--- START The records ---

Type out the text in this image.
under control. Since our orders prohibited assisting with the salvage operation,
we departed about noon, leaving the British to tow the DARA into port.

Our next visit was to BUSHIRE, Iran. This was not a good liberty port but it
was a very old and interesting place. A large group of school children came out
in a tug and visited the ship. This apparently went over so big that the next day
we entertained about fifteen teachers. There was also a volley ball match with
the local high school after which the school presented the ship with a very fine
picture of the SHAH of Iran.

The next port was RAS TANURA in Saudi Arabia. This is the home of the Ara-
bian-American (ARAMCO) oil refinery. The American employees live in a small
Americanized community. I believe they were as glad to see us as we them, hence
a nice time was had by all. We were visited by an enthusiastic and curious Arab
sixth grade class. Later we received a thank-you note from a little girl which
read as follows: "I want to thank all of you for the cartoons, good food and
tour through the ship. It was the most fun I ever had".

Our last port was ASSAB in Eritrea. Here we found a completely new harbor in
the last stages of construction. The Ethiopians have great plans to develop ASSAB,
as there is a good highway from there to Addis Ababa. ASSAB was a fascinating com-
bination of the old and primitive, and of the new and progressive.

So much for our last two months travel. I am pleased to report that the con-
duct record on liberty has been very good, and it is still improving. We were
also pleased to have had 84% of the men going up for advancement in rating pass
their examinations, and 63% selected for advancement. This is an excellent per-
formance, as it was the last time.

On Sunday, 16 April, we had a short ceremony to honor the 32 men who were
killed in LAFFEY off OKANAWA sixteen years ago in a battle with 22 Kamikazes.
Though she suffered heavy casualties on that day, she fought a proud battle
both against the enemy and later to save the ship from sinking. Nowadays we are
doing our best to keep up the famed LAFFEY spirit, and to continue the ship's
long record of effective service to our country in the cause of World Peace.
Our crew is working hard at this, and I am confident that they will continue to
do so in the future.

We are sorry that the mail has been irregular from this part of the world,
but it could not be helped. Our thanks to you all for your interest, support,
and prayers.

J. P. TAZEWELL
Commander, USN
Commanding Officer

--- END The records ---
--- START The records ---

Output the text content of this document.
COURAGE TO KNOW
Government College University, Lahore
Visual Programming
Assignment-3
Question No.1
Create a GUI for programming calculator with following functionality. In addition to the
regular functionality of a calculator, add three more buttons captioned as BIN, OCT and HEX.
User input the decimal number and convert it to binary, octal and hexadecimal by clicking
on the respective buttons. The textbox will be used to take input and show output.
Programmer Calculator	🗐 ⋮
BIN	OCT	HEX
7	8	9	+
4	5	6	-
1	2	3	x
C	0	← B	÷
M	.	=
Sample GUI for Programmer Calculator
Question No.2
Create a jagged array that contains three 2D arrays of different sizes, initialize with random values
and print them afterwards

--- END The records ---

Task details :: From the entries above, copy every line where the word "battle" shows up.

Result of the exercise ::
killed in LAFFEY off OKANAWA sixteen years ago in a battle with 22 Kamikazes.
Though she suffered heavy casualties on that day, she fought a proud battle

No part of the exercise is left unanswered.